-- start of Record excerpts --
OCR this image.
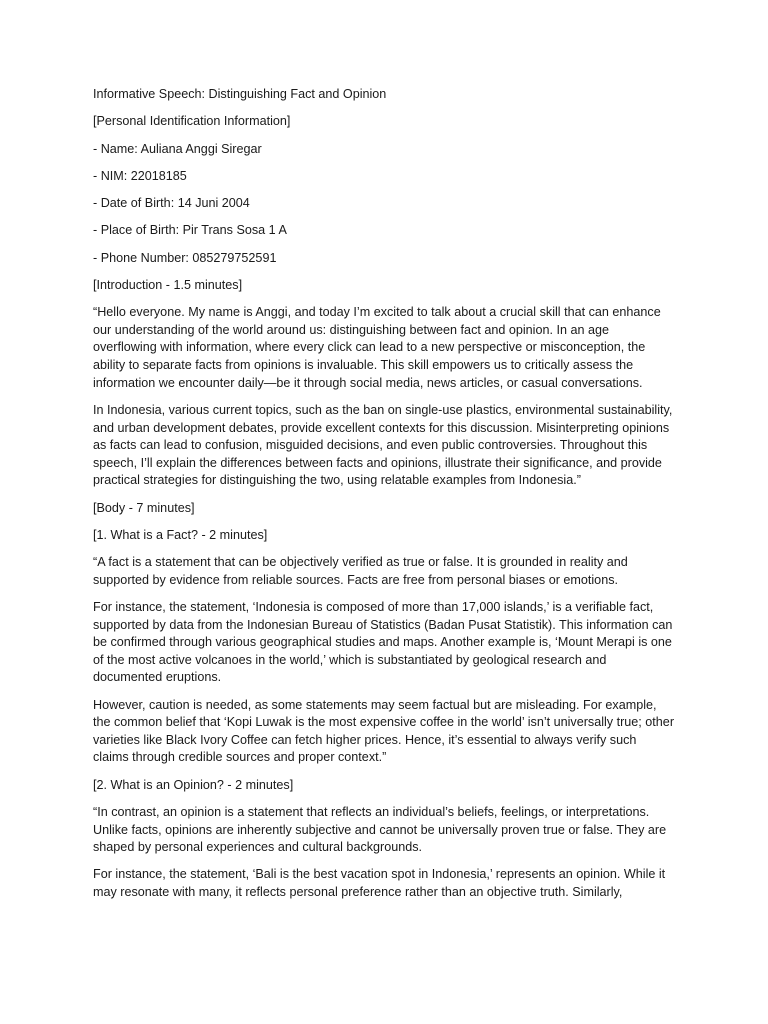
Informative Speech: Distinguishing Fact and Opinion

[Personal Identification Information]

- Name: Auliana Anggi Siregar

- NIM: 22018185

- Date of Birth: 14 Juni 2004

- Place of Birth: Pir Trans Sosa 1 A

- Phone Number: 085279752591

[Introduction - 1.5 minutes]

“Hello everyone. My name is Anggi, and today I’m excited to talk about a crucial skill that can enhance our understanding of the world around us: distinguishing between fact and opinion. In an age overflowing with information, where every click can lead to a new perspective or misconception, the ability to separate facts from opinions is invaluable. This skill empowers us to critically assess the information we encounter daily—be it through social media, news articles, or casual conversations.

In Indonesia, various current topics, such as the ban on single-use plastics, environmental sustainability, and urban development debates, provide excellent contexts for this discussion. Misinterpreting opinions as facts can lead to confusion, misguided decisions, and even public controversies. Throughout this speech, I’ll explain the differences between facts and opinions, illustrate their significance, and provide practical strategies for distinguishing the two, using relatable examples from Indonesia.”

[Body - 7 minutes]

[1. What is a Fact? - 2 minutes]

“A fact is a statement that can be objectively verified as true or false. It is grounded in reality and supported by evidence from reliable sources. Facts are free from personal biases or emotions.

For instance, the statement, ‘Indonesia is composed of more than 17,000 islands,’ is a verifiable fact, supported by data from the Indonesian Bureau of Statistics (Badan Pusat Statistik). This information can be confirmed through various geographical studies and maps. Another example is, ‘Mount Merapi is one of the most active volcanoes in the world,’ which is substantiated by geological research and documented eruptions.

However, caution is needed, as some statements may seem factual but are misleading. For example, the common belief that ‘Kopi Luwak is the most expensive coffee in the world’ isn’t universally true; other varieties like Black Ivory Coffee can fetch higher prices. Hence, it’s essential to always verify such claims through credible sources and proper context.”

[2. What is an Opinion? - 2 minutes]

“In contrast, an opinion is a statement that reflects an individual’s beliefs, feelings, or interpretations. Unlike facts, opinions are inherently subjective and cannot be universally proven true or false. They are shaped by personal experiences and cultural backgrounds.

For instance, the statement, ‘Bali is the best vacation spot in Indonesia,’ represents an opinion. While it may resonate with many, it reflects personal preference rather than an objective truth. Similarly,
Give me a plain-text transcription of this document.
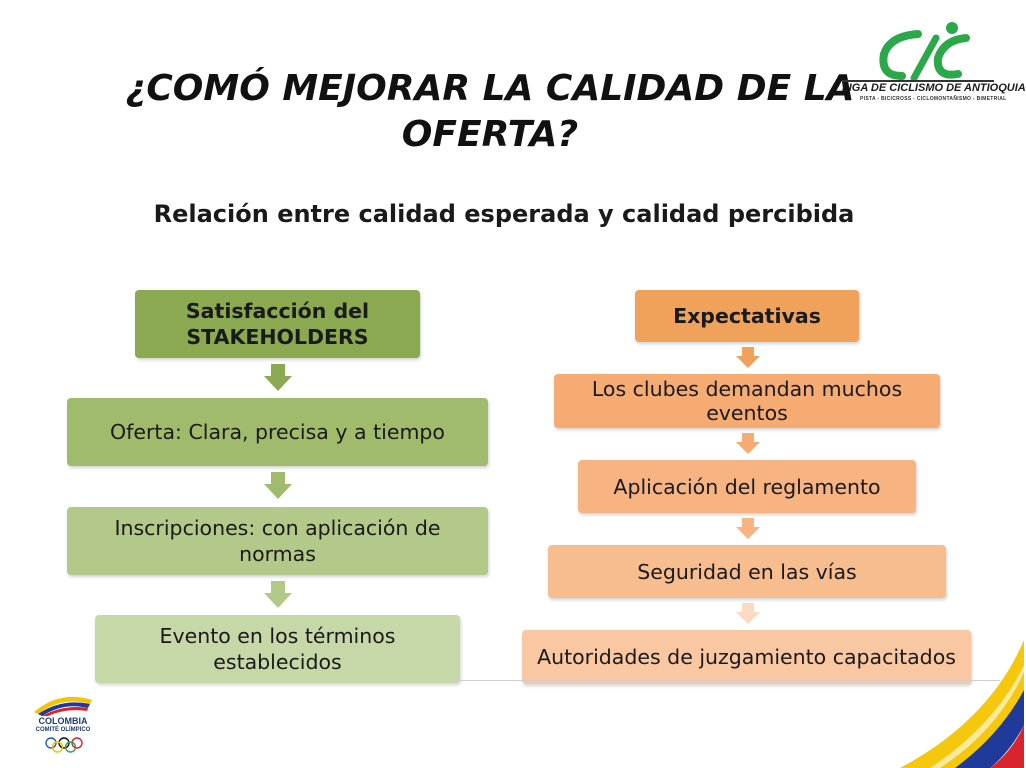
¿COMÓ MEJORAR LA CALIDAD DE LA OFERTA?
LIGA DE CICLISMO DE ANTIOQUIA
PISTA - BICICROSS - CICLOMONTAÑISMO - BIMETRIAL
Relación entre calidad esperada y calidad percibida
Satisfacción del STAKEHOLDERS
Oferta: Clara, precisa y a tiempo
Inscripciones: con aplicación de normas
Evento en los términos establecidos
Expectativas
Los clubes demandan muchos eventos
Aplicación del reglamento
Seguridad en las vías
Autoridades de juzgamiento capacitados
COLOMBIA
COMITÉ OLÍMPICO
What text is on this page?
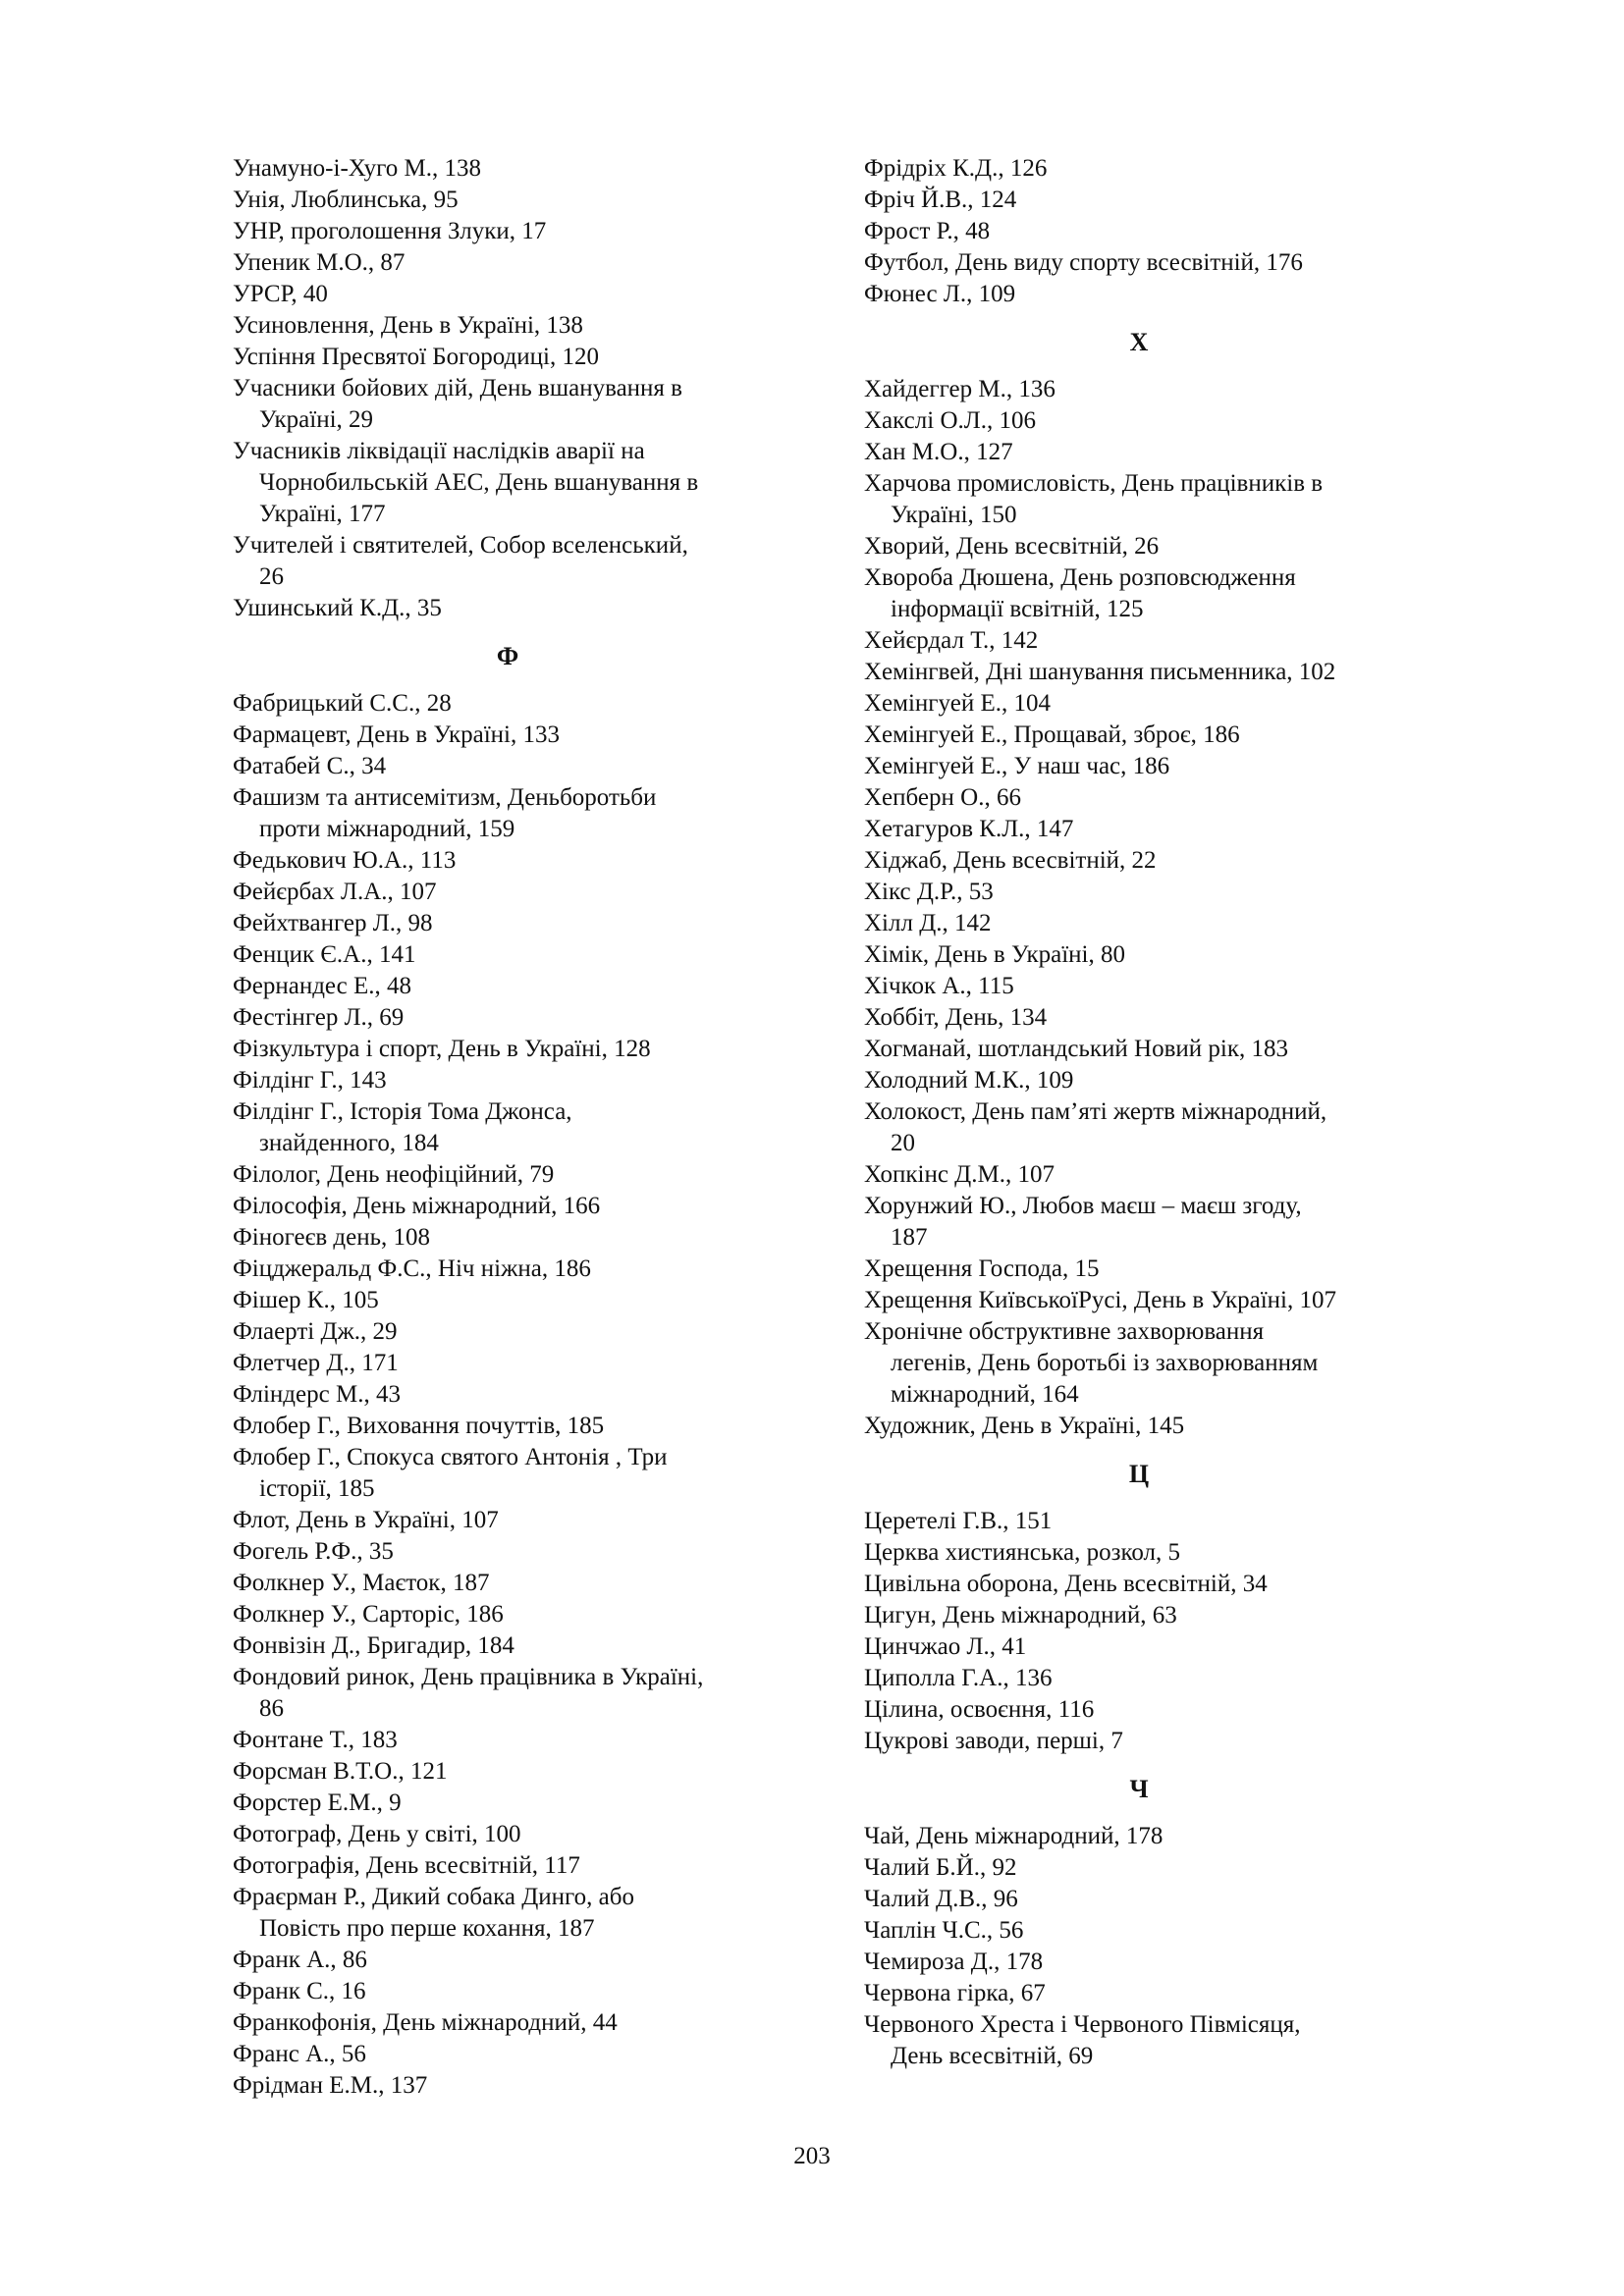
Унамуно-і-Хуго М., 138
Унія, Люблинська, 95
УНР, проголошення Злуки, 17
Упеник М.О., 87
УРСР, 40
Усиновлення, День в Україні, 138
Успіння Пресвятої Богородиці, 120
Учасники бойових дій, День вшанування в
Україні, 29
Учасників ліквідації наслідків аварії на
Чорнобильській АЕС, День вшанування в
Україні, 177
Учителей і святителей, Собор вселенський,
26
Ушинський К.Д., 35
Ф
Фабрицький С.С., 28
Фармацевт, День в Україні, 133
Фатабей С., 34
Фашизм та антисемітизм, Деньборотьби
проти міжнародний, 159
Федькович Ю.А., 113
Фейєрбах Л.А., 107
Фейхтвангер Л., 98
Фенцик Є.А., 141
Фернандес Е., 48
Фестінгер Л., 69
Фізкультура і спорт, День в Україні, 128
Філдінг Г., 143
Філдінг Г., Історія Тома Джонса,
знайденного, 184
Філолог, День неофіційний, 79
Філософія, День міжнародний, 166
Фіногеєв день, 108
Фіцджеральд Ф.С., Ніч ніжна, 186
Фішер К., 105
Флаерті Дж., 29
Флетчер Д., 171
Фліндерс М., 43
Флобер Г., Виховання почуттів, 185
Флобер Г., Спокуса святого Антонія , Три
історії, 185
Флот, День в Україні, 107
Фогель Р.Ф., 35
Фолкнер У., Маєток, 187
Фолкнер У., Сарторіс, 186
Фонвізін Д., Бригадир, 184
Фондовий ринок, День працівника в Україні,
86
Фонтане Т., 183
Форсман В.Т.О., 121
Форстер Е.М., 9
Фотограф, День у світі, 100
Фотографія, День всесвітній, 117
Фраєрман Р., Дикий собака Динго, або
Повість про перше кохання, 187
Франк А., 86
Франк С., 16
Франкофонія, День міжнародний, 44
Франс А., 56
Фрідман Е.М., 137
Фрідріх К.Д., 126
Фріч Й.В., 124
Фрост Р., 48
Футбол, День виду спорту всесвітній, 176
Фюнес Л., 109
Х
Хайдеггер М., 136
Хакслі О.Л., 106
Хан М.О., 127
Харчова промисловість, День працівників в
Україні, 150
Хворий, День всесвітній, 26
Хвороба Дюшена, День розповсюдження
інформації всвітній, 125
Хейєрдал Т., 142
Хемінгвей, Дні шанування письменника, 102
Хемінгуей Е., 104
Хемінгуей Е., Прощавай, зброє, 186
Хемінгуей Е., У наш час, 186
Хепберн О., 66
Хетагуров К.Л., 147
Хіджаб, День всесвітній, 22
Хікс Д.Р., 53
Хілл Д., 142
Хімік, День в Україні, 80
Хічкок А., 115
Хоббіт, День, 134
Хогманай, шотландський Новий рік, 183
Холодний М.К., 109
Холокост, День пам’яті жертв міжнародний,
20
Хопкінс Д.М., 107
Хорунжий Ю., Любов маєш – маєш згоду,
187
Хрещення Господа, 15
Хрещення КиївськоїРусі, День в Україні, 107
Хронічне обструктивне захворювання
легенів, День боротьбі із захворюванням
міжнародний, 164
Художник, День в Україні, 145
Ц
Церетелі Г.В., 151
Церква хистиянська, розкол, 5
Цивільна оборона, День всесвітній, 34
Цигун, День міжнародний, 63
Цинчжао Л., 41
Циполла Г.А., 136
Цілина, освоєння, 116
Цукрові заводи, перші, 7
Ч
Чай, День міжнародний, 178
Чалий Б.Й., 92
Чалий Д.В., 96
Чаплін Ч.С., 56
Чемироза Д., 178
Червона гірка, 67
Червоного Хреста і Червоного Півмісяця,
День всесвітній, 69
203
-- end of Record excerpts --
Goal:
How many of these lines contain "всесвітній"? Write only the number.

Written answer:
6